[EXERCISE BRIEF] Which lines include the word "Gradient"? Copy each of them.

===== MATERIALS PROVIDED =====

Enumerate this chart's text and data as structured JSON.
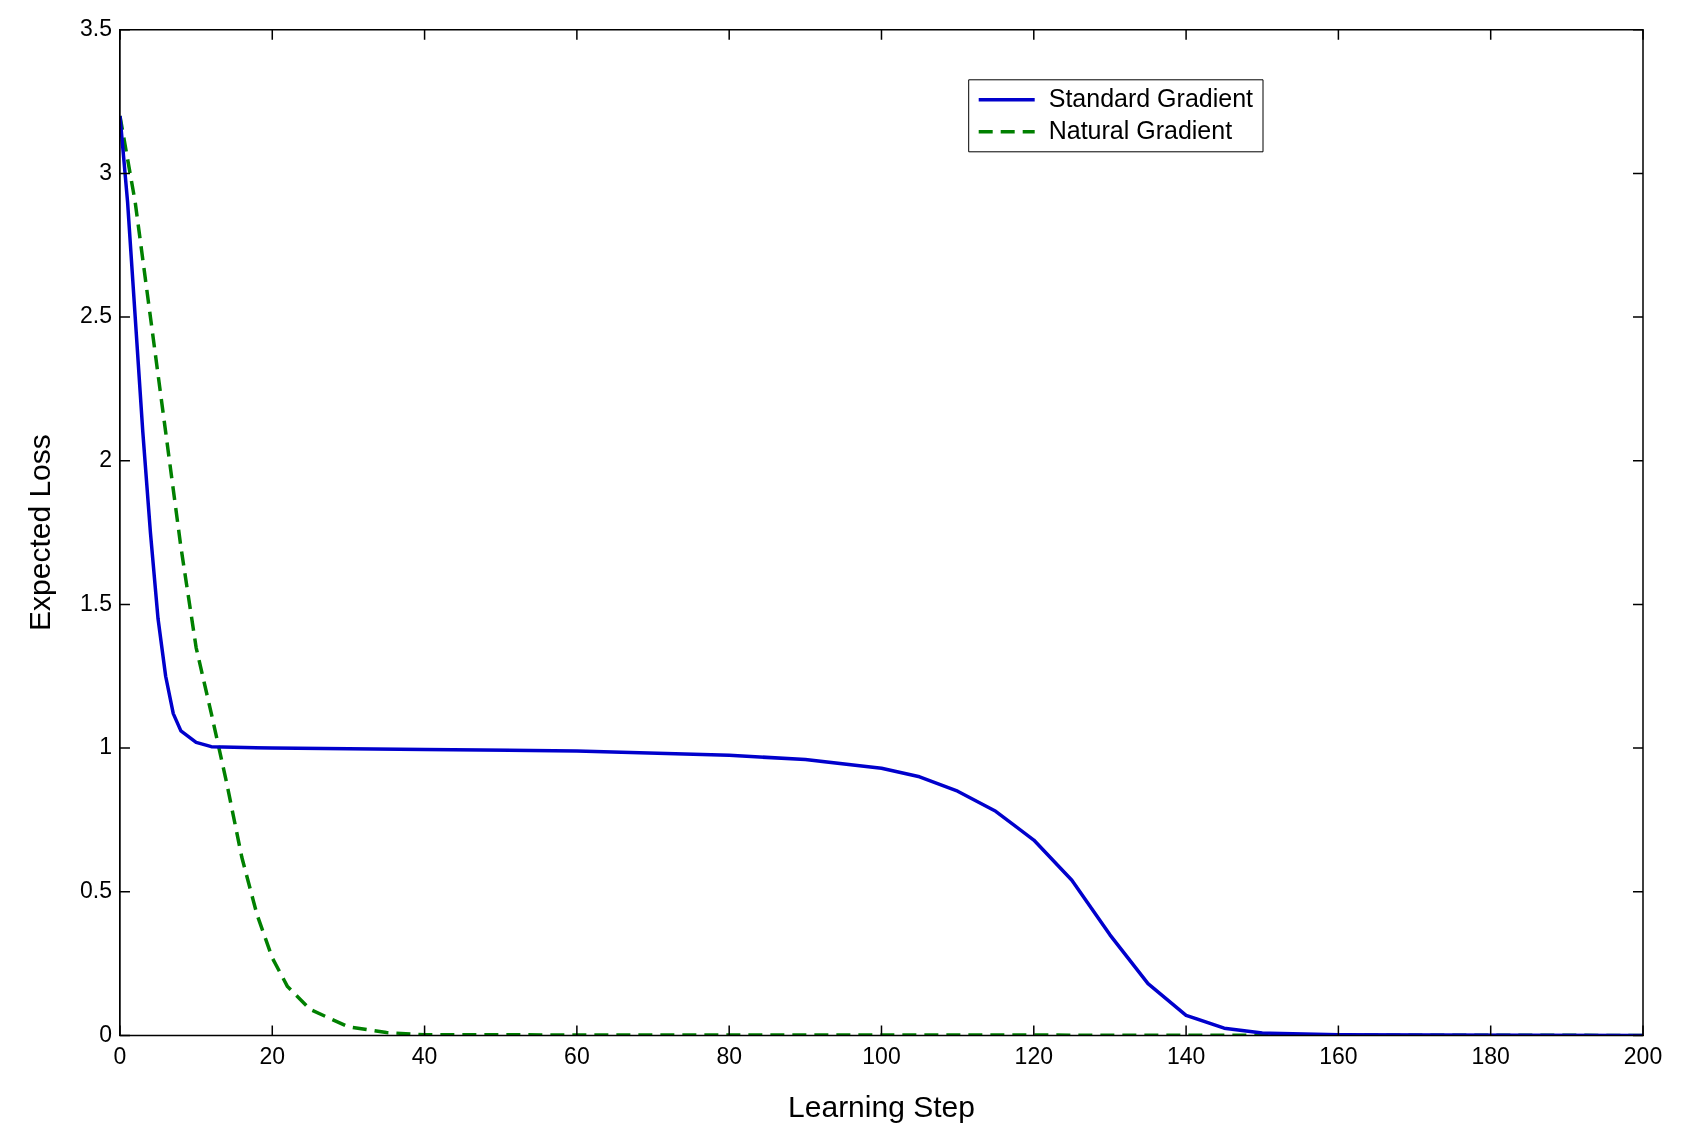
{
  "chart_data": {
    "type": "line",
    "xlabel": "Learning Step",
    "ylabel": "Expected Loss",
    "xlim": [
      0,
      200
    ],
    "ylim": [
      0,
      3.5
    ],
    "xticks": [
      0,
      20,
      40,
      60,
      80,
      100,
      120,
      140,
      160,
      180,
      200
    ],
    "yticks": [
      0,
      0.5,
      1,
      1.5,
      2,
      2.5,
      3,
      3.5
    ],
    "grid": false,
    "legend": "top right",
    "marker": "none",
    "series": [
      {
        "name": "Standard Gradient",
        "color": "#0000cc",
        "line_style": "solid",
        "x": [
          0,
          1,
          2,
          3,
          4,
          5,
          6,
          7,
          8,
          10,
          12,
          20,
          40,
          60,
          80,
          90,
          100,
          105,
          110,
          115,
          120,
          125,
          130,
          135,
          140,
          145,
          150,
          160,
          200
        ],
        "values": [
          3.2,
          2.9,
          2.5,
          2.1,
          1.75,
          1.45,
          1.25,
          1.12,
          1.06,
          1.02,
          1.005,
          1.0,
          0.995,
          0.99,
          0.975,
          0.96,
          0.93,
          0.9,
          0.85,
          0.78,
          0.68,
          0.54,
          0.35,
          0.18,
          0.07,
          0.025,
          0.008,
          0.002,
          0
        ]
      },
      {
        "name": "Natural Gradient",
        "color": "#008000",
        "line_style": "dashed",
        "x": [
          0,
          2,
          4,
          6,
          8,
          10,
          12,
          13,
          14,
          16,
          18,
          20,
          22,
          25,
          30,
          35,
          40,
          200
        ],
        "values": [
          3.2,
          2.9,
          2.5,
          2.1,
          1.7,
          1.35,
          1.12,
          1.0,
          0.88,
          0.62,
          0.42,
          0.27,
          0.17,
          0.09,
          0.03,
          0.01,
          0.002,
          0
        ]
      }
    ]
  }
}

=====
===== MATERIALS PROVIDED =====

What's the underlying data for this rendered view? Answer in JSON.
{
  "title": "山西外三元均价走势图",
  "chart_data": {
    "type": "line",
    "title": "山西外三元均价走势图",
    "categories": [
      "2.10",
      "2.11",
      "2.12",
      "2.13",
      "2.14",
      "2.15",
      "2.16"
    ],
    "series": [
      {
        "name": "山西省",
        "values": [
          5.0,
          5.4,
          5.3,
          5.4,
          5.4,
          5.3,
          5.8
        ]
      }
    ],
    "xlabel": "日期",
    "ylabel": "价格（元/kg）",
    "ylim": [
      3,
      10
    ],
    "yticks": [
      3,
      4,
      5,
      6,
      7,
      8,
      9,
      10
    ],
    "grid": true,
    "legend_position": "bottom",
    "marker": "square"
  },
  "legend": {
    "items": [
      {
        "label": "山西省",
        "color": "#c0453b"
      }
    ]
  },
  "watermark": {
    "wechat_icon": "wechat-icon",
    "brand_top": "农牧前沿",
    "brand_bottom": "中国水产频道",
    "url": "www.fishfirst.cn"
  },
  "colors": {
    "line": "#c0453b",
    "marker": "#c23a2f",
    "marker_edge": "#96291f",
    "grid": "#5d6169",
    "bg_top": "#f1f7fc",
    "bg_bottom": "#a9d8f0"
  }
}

=====

[EXERCISE SOLUTION]
        "name": "Standard Gradient",
        "name": "Natural Gradient",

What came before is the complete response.